[Lines of data]
———

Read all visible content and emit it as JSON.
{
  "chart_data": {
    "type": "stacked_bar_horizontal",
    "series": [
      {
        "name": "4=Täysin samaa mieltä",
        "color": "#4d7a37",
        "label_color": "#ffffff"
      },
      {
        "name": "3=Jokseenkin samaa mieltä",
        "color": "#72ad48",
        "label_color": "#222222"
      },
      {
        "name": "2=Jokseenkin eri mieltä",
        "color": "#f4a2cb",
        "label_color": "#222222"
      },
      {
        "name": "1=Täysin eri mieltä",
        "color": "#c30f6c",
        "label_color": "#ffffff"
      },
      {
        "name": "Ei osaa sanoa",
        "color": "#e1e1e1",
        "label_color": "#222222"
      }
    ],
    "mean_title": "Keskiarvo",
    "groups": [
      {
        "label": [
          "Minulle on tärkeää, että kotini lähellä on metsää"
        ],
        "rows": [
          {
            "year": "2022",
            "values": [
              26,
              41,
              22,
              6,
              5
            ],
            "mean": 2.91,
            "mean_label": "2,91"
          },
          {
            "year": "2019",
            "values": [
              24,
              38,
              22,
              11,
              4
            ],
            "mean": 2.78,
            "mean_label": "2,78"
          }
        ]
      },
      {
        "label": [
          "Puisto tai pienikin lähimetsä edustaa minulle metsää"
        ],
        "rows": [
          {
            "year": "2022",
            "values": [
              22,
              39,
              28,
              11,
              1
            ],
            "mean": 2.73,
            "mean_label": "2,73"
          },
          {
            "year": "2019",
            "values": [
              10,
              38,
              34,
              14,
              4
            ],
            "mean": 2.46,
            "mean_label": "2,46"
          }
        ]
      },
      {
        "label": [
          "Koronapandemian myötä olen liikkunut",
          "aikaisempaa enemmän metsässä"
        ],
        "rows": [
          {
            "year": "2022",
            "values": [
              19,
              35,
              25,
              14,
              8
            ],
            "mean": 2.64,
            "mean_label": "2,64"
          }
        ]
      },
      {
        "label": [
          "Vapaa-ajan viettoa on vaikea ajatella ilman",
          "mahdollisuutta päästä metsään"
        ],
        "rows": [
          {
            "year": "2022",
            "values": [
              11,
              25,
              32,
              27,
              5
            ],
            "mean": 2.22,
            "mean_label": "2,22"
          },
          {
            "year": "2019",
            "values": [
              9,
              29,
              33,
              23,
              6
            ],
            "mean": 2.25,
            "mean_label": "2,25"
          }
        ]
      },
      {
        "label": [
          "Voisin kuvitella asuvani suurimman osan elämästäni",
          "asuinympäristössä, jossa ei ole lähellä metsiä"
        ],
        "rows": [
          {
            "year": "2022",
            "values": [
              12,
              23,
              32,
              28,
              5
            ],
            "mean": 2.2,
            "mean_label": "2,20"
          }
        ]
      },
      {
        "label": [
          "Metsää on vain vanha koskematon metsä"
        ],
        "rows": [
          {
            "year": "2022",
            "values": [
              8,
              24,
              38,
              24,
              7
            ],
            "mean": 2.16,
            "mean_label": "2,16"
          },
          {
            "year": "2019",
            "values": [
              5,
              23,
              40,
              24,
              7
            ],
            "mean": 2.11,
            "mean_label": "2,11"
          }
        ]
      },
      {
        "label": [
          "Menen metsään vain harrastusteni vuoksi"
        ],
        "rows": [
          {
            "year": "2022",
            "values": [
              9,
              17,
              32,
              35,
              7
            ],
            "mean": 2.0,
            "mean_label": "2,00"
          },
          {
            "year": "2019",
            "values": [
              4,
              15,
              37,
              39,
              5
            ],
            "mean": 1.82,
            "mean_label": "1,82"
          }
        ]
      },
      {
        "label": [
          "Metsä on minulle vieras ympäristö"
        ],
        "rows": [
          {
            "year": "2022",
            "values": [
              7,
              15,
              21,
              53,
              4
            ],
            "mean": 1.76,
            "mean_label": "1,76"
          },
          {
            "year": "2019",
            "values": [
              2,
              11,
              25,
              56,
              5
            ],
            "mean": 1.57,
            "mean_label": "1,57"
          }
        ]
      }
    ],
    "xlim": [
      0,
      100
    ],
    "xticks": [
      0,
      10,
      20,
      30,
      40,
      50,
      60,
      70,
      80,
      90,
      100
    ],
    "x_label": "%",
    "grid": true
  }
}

———

▶ _TASK INSTRUCTIONS_: Nothing may be left out: return each entry exactly as it reads.

▶ _COMPLETED TASK_:
Read all visible content and emit it as JSON.
{
  "chart_data": {
    "type": "stacked_bar_horizontal",
    "series": [
      {
        "name": "4=Täysin samaa mieltä",
        "color": "#4d7a37",
        "label_color": "#ffffff"
      },
      {
        "name": "3=Jokseenkin samaa mieltä",
        "color": "#72ad48",
        "label_color": "#222222"
      },
      {
        "name": "2=Jokseenkin eri mieltä",
        "color": "#f4a2cb",
        "label_color": "#222222"
      },
      {
        "name": "1=Täysin eri mieltä",
        "color": "#c30f6c",
        "label_color": "#ffffff"
      },
      {
        "name": "Ei osaa sanoa",
        "color": "#e1e1e1",
        "label_color": "#222222"
      }
    ],
    "mean_title": "Keskiarvo",
    "groups": [
      {
        "label": [
          "Minulle on tärkeää, että kotini lähellä on metsää"
        ],
        "rows": [
          {
            "year": "2022",
            "values": [
              26,
              41,
              22,
              6,
              5
            ],
            "mean": 2.91,
            "mean_label": "2,91"
          },
          {
            "year": "2019",
            "values": [
              24,
              38,
              22,
              11,
              4
            ],
            "mean": 2.78,
            "mean_label": "2,78"
          }
        ]
      },
      {
        "label": [
          "Puisto tai pienikin lähimetsä edustaa minulle metsää"
        ],
        "rows": [
          {
            "year": "2022",
            "values": [
              22,
              39,
              28,
              11,
              1
            ],
            "mean": 2.73,
            "mean_label": "2,73"
          },
          {
            "year": "2019",
            "values": [
              10,
              38,
              34,
              14,
              4
            ],
            "mean": 2.46,
            "mean_label": "2,46"
          }
        ]
      },
      {
        "label": [
          "Koronapandemian myötä olen liikkunut",
          "aikaisempaa enemmän metsässä"
        ],
        "rows": [
          {
            "year": "2022",
            "values": [
              19,
              35,
              25,
              14,
              8
            ],
            "mean": 2.64,
            "mean_label": "2,64"
          }
        ]
      },
      {
        "label": [
          "Vapaa-ajan viettoa on vaikea ajatella ilman",
          "mahdollisuutta päästä metsään"
        ],
        "rows": [
          {
            "year": "2022",
            "values": [
              11,
              25,
              32,
              27,
              5
            ],
            "mean": 2.22,
            "mean_label": "2,22"
          },
          {
            "year": "2019",
            "values": [
              9,
              29,
              33,
              23,
              6
            ],
            "mean": 2.25,
            "mean_label": "2,25"
          }
        ]
      },
      {
        "label": [
          "Voisin kuvitella asuvani suurimman osan elämästäni",
          "asuinympäristössä, jossa ei ole lähellä metsiä"
        ],
        "rows": [
          {
            "year": "2022",
            "values": [
              12,
              23,
              32,
              28,
              5
            ],
            "mean": 2.2,
            "mean_label": "2,20"
          }
        ]
      },
      {
        "label": [
          "Metsää on vain vanha koskematon metsä"
        ],
        "rows": [
          {
            "year": "2022",
            "values": [
              8,
              24,
              38,
              24,
              7
            ],
            "mean": 2.16,
            "mean_label": "2,16"
          },
          {
            "year": "2019",
            "values": [
              5,
              23,
              40,
              24,
              7
            ],
            "mean": 2.11,
            "mean_label": "2,11"
          }
        ]
      },
      {
        "label": [
          "Menen metsään vain harrastusteni vuoksi"
        ],
        "rows": [
          {
            "year": "2022",
            "values": [
              9,
              17,
              32,
              35,
              7
            ],
            "mean": 2.0,
            "mean_label": "2,00"
          },
          {
            "year": "2019",
            "values": [
              4,
              15,
              37,
              39,
              5
            ],
            "mean": 1.82,
            "mean_label": "1,82"
          }
        ]
      },
      {
        "label": [
          "Metsä on minulle vieras ympäristö"
        ],
        "rows": [
          {
            "year": "2022",
            "values": [
              7,
              15,
              21,
              53,
              4
            ],
            "mean": 1.76,
            "mean_label": "1,76"
          },
          {
            "year": "2019",
            "values": [
              2,
              11,
              25,
              56,
              5
            ],
            "mean": 1.57,
            "mean_label": "1,57"
          }
        ]
      }
    ],
    "xlim": [
      0,
      100
    ],
    "xticks": [
      0,
      10,
      20,
      30,
      40,
      50,
      60,
      70,
      80,
      90,
      100
    ],
    "x_label": "%",
    "grid": true
  }
}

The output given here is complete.